**Direction**
Check each line of the listing for the string "هفتگی", then state how many lines have it. Only the number is wanted.
--- Start ---
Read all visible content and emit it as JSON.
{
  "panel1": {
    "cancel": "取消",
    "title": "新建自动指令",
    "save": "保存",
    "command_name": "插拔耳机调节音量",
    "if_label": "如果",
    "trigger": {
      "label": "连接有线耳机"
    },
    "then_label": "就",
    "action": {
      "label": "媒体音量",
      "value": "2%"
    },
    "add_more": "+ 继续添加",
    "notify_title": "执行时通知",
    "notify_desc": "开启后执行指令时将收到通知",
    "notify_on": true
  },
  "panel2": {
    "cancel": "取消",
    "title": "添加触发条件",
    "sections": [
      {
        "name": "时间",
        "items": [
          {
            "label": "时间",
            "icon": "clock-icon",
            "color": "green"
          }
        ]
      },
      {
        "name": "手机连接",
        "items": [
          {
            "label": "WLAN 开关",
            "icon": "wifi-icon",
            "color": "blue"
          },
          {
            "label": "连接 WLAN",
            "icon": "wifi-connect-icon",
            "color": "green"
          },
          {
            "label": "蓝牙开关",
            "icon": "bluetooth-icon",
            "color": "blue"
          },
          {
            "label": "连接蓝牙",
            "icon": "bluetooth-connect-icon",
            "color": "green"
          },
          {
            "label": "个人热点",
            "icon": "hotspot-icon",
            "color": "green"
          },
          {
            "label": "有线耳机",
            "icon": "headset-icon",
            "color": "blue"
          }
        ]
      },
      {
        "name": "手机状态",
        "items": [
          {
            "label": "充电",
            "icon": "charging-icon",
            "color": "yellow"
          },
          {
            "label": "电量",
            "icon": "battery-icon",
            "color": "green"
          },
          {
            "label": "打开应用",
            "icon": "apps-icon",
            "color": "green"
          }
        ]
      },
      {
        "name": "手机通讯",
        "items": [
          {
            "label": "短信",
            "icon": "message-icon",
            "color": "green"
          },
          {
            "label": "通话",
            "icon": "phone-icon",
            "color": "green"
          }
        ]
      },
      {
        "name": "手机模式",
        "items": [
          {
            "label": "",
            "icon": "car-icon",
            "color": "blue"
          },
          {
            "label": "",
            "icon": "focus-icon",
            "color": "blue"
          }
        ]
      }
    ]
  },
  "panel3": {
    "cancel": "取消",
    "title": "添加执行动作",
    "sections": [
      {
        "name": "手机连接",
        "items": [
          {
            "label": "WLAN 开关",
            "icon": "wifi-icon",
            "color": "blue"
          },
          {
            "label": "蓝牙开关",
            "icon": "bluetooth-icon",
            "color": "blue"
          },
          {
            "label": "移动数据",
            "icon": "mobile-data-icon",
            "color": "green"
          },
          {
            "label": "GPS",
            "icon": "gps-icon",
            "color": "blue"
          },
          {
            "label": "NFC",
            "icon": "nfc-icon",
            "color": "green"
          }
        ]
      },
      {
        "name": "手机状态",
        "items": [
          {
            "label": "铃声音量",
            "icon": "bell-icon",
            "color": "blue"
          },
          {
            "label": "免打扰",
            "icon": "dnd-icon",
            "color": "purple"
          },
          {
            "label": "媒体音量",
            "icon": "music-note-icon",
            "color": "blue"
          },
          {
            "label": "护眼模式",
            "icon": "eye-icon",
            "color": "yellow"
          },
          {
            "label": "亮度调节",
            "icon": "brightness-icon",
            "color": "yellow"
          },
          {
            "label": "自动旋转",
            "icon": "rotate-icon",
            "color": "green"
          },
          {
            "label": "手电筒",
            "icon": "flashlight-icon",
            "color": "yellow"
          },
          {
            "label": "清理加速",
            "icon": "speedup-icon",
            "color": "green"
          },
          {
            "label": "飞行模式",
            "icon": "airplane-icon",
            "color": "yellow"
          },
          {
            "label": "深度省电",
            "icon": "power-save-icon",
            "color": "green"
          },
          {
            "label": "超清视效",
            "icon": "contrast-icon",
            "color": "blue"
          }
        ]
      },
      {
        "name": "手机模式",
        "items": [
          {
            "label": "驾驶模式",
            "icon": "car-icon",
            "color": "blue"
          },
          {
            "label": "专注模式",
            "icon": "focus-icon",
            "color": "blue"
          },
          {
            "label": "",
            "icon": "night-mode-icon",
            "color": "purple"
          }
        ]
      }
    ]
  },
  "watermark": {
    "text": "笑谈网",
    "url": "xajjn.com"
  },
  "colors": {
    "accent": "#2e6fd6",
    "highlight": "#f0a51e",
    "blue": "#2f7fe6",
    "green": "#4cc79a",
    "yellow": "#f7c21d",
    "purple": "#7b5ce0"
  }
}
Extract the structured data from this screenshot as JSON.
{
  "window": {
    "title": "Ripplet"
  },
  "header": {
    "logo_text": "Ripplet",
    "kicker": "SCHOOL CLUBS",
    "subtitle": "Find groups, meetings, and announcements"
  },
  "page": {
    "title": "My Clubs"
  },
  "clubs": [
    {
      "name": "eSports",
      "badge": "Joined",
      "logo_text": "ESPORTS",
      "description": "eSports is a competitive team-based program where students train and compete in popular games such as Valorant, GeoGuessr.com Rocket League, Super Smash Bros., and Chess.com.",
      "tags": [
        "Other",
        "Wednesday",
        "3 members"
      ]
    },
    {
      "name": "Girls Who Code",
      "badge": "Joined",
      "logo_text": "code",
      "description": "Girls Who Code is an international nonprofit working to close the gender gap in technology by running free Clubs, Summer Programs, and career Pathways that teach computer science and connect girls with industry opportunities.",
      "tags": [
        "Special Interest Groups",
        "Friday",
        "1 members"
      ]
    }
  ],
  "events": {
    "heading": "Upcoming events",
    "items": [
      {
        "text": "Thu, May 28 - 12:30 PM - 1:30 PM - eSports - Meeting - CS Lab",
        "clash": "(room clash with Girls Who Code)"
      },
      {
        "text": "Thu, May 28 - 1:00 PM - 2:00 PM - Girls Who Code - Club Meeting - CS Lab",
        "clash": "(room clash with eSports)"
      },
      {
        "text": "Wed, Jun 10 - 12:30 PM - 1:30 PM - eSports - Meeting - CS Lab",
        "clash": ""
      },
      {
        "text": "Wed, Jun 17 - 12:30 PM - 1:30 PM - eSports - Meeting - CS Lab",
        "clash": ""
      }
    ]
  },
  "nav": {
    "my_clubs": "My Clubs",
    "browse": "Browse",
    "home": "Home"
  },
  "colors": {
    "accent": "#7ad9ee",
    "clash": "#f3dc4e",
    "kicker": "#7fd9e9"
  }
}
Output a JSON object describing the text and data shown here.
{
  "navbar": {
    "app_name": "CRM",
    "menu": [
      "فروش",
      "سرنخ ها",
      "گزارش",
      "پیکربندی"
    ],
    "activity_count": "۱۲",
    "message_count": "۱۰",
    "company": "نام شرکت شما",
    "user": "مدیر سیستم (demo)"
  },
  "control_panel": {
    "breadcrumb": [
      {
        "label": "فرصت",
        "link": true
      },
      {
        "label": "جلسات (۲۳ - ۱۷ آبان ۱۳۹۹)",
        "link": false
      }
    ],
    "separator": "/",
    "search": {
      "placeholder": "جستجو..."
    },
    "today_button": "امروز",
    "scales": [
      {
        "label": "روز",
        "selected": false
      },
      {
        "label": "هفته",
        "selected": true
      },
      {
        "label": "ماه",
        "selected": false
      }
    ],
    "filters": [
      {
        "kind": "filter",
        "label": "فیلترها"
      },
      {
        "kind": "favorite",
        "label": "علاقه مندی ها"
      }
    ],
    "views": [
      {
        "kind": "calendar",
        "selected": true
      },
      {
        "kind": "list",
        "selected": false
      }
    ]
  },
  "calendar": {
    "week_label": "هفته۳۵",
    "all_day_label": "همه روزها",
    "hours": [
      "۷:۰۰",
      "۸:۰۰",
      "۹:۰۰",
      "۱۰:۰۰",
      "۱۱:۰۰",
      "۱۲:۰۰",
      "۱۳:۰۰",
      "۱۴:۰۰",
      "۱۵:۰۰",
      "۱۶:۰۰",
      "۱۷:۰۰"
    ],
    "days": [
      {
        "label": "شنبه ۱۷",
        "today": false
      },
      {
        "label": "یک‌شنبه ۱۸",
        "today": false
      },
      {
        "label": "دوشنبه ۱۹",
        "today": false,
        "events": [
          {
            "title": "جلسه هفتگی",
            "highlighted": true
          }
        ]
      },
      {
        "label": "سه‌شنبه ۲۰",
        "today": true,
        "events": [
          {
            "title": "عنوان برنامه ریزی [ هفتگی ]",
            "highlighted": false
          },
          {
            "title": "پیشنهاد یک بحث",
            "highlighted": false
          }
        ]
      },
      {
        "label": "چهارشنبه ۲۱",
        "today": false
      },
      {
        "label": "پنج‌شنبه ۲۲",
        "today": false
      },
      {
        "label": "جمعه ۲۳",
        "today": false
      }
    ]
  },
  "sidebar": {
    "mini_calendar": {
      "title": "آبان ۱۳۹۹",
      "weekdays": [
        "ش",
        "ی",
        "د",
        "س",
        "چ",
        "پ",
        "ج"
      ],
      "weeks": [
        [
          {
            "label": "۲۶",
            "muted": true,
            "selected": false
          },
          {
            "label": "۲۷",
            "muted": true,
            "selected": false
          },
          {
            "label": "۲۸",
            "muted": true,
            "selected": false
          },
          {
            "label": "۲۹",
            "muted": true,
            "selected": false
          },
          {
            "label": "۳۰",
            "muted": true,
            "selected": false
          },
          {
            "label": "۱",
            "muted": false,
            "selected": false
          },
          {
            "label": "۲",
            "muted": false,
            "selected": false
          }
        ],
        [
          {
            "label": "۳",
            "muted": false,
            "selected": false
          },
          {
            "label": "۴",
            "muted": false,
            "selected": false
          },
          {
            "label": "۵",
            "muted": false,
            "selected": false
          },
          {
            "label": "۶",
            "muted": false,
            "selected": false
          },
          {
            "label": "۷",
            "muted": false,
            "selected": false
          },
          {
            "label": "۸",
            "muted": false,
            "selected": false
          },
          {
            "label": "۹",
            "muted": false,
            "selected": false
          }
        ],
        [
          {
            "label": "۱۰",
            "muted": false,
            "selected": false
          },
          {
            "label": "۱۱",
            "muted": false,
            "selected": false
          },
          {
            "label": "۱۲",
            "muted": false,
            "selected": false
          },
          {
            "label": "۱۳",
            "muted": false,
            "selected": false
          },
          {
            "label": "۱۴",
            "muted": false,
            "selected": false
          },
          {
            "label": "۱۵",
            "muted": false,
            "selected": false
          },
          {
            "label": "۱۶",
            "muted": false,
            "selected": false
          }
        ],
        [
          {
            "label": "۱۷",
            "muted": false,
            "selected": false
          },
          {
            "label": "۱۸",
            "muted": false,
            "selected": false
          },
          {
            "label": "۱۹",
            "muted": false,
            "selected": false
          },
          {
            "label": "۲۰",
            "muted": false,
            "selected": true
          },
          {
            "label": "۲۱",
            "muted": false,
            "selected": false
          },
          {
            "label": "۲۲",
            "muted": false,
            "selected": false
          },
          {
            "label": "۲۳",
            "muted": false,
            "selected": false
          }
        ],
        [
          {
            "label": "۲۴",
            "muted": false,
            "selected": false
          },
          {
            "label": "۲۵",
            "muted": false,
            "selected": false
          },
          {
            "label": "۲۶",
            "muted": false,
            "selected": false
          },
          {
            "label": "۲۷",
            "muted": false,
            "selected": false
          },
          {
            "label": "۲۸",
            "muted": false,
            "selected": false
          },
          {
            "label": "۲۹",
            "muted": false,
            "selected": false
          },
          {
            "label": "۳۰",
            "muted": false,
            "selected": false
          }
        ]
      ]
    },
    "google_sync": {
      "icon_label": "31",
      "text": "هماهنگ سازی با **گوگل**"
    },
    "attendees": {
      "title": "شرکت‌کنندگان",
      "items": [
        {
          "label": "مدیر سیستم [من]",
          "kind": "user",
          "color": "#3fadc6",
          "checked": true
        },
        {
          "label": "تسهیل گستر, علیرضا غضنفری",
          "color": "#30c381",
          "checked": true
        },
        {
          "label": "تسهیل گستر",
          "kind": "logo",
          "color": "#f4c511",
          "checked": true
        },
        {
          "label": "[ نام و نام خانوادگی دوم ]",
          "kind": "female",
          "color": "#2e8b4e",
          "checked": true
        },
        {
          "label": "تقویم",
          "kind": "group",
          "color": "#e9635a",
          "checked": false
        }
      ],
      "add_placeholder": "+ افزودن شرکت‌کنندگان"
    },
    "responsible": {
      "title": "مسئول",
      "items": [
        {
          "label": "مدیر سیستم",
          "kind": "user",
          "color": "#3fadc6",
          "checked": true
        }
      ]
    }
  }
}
--- End ---
**In response**
2